• _Problem statement_: Reproduce the material exactly, omitting nothing.

>> begin Data to process

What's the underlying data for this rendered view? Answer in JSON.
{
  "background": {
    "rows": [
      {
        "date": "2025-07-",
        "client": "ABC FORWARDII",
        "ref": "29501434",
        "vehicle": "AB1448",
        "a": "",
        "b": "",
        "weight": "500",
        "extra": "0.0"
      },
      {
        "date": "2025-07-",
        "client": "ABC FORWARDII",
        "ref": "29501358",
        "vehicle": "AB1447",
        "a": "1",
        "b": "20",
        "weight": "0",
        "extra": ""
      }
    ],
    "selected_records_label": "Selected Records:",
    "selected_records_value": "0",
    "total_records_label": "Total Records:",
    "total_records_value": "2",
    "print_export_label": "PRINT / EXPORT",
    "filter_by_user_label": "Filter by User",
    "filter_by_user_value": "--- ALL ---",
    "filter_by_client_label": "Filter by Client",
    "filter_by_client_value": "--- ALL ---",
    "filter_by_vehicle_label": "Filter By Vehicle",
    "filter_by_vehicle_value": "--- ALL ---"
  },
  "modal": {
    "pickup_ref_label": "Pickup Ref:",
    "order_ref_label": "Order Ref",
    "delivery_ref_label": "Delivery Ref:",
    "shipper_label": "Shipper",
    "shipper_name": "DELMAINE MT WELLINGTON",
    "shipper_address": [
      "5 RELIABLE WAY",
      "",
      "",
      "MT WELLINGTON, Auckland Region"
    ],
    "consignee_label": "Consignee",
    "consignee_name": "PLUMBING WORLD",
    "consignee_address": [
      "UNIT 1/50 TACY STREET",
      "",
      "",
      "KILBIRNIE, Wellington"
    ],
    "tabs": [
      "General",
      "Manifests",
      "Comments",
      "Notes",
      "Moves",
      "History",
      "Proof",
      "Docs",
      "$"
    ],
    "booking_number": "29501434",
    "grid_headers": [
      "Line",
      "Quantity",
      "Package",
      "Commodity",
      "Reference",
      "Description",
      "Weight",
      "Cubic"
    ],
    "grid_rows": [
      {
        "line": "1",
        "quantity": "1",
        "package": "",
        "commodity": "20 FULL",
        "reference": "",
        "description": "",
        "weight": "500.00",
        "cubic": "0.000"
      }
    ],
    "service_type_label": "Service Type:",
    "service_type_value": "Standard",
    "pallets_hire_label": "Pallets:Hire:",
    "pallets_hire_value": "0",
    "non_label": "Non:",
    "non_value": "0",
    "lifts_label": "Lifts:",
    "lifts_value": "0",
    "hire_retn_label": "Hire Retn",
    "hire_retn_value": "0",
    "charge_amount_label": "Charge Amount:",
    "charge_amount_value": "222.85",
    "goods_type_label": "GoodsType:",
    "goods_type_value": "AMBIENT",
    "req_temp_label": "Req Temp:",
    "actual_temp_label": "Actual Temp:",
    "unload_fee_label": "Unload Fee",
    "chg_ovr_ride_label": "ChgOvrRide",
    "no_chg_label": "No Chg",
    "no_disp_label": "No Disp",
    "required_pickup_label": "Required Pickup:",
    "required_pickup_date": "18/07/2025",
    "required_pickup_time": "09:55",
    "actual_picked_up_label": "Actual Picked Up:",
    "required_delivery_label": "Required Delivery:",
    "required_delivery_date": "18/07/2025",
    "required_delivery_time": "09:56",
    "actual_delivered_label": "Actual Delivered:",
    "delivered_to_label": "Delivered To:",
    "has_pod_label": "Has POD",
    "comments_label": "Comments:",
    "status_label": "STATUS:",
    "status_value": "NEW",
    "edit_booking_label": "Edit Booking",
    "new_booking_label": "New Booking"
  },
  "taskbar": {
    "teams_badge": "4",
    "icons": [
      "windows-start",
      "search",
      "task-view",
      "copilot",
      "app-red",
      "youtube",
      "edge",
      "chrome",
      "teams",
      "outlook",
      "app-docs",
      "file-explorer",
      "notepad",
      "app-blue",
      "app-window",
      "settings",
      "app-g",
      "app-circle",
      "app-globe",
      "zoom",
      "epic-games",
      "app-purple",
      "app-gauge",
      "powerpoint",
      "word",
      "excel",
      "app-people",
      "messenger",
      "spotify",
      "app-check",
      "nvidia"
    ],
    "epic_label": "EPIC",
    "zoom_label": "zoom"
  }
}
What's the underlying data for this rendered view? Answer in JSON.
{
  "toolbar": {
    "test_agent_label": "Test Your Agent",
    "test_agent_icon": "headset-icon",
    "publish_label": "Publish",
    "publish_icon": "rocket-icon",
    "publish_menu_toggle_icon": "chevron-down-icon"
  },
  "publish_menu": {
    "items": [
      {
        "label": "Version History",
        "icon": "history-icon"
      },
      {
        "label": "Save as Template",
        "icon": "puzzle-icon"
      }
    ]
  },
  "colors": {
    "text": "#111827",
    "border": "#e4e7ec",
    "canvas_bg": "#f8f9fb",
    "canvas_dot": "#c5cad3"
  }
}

>> end Data to process

• _Output_:
What's the underlying data for this rendered view? Answer in JSON.
{
  "background": {
    "rows": [
      {
        "date": "2025-07-",
        "client": "ABC FORWARDII",
        "ref": "29501434",
        "vehicle": "AB1448",
        "a": "",
        "b": "",
        "weight": "500",
        "extra": "0.0"
      },
      {
        "date": "2025-07-",
        "client": "ABC FORWARDII",
        "ref": "29501358",
        "vehicle": "AB1447",
        "a": "1",
        "b": "20",
        "weight": "0",
        "extra": ""
      }
    ],
    "selected_records_label": "Selected Records:",
    "selected_records_value": "0",
    "total_records_label": "Total Records:",
    "total_records_value": "2",
    "print_export_label": "PRINT / EXPORT",
    "filter_by_user_label": "Filter by User",
    "filter_by_user_value": "--- ALL ---",
    "filter_by_client_label": "Filter by Client",
    "filter_by_client_value": "--- ALL ---",
    "filter_by_vehicle_label": "Filter By Vehicle",
    "filter_by_vehicle_value": "--- ALL ---"
  },
  "modal": {
    "pickup_ref_label": "Pickup Ref:",
    "order_ref_label": "Order Ref",
    "delivery_ref_label": "Delivery Ref:",
    "shipper_label": "Shipper",
    "shipper_name": "DELMAINE MT WELLINGTON",
    "shipper_address": [
      "5 RELIABLE WAY",
      "",
      "",
      "MT WELLINGTON, Auckland Region"
    ],
    "consignee_label": "Consignee",
    "consignee_name": "PLUMBING WORLD",
    "consignee_address": [
      "UNIT 1/50 TACY STREET",
      "",
      "",
      "KILBIRNIE, Wellington"
    ],
    "tabs": [
      "General",
      "Manifests",
      "Comments",
      "Notes",
      "Moves",
      "History",
      "Proof",
      "Docs",
      "$"
    ],
    "booking_number": "29501434",
    "grid_headers": [
      "Line",
      "Quantity",
      "Package",
      "Commodity",
      "Reference",
      "Description",
      "Weight",
      "Cubic"
    ],
    "grid_rows": [
      {
        "line": "1",
        "quantity": "1",
        "package": "",
        "commodity": "20 FULL",
        "reference": "",
        "description": "",
        "weight": "500.00",
        "cubic": "0.000"
      }
    ],
    "service_type_label": "Service Type:",
    "service_type_value": "Standard",
    "pallets_hire_label": "Pallets:Hire:",
    "pallets_hire_value": "0",
    "non_label": "Non:",
    "non_value": "0",
    "lifts_label": "Lifts:",
    "lifts_value": "0",
    "hire_retn_label": "Hire Retn",
    "hire_retn_value": "0",
    "charge_amount_label": "Charge Amount:",
    "charge_amount_value": "222.85",
    "goods_type_label": "GoodsType:",
    "goods_type_value": "AMBIENT",
    "req_temp_label": "Req Temp:",
    "actual_temp_label": "Actual Temp:",
    "unload_fee_label": "Unload Fee",
    "chg_ovr_ride_label": "ChgOvrRide",
    "no_chg_label": "No Chg",
    "no_disp_label": "No Disp",
    "required_pickup_label": "Required Pickup:",
    "required_pickup_date": "18/07/2025",
    "required_pickup_time": "09:55",
    "actual_picked_up_label": "Actual Picked Up:",
    "required_delivery_label": "Required Delivery:",
    "required_delivery_date": "18/07/2025",
    "required_delivery_time": "09:56",
    "actual_delivered_label": "Actual Delivered:",
    "delivered_to_label": "Delivered To:",
    "has_pod_label": "Has POD",
    "comments_label": "Comments:",
    "status_label": "STATUS:",
    "status_value": "NEW",
    "edit_booking_label": "Edit Booking",
    "new_booking_label": "New Booking"
  },
  "taskbar": {
    "teams_badge": "4",
    "icons": [
      "windows-start",
      "search",
      "task-view",
      "copilot",
      "app-red",
      "youtube",
      "edge",
      "chrome",
      "teams",
      "outlook",
      "app-docs",
      "file-explorer",
      "notepad",
      "app-blue",
      "app-window",
      "settings",
      "app-g",
      "app-circle",
      "app-globe",
      "zoom",
      "epic-games",
      "app-purple",
      "app-gauge",
      "powerpoint",
      "word",
      "excel",
      "app-people",
      "messenger",
      "spotify",
      "app-check",
      "nvidia"
    ],
    "epic_label": "EPIC",
    "zoom_label": "zoom"
  }
}
What's the underlying data for this rendered view? Answer in JSON.
{
  "toolbar": {
    "test_agent_label": "Test Your Agent",
    "test_agent_icon": "headset-icon",
    "publish_label": "Publish",
    "publish_icon": "rocket-icon",
    "publish_menu_toggle_icon": "chevron-down-icon"
  },
  "publish_menu": {
    "items": [
      {
        "label": "Version History",
        "icon": "history-icon"
      },
      {
        "label": "Save as Template",
        "icon": "puzzle-icon"
      }
    ]
  },
  "colors": {
    "text": "#111827",
    "border": "#e4e7ec",
    "canvas_bg": "#f8f9fb",
    "canvas_dot": "#c5cad3"
  }
}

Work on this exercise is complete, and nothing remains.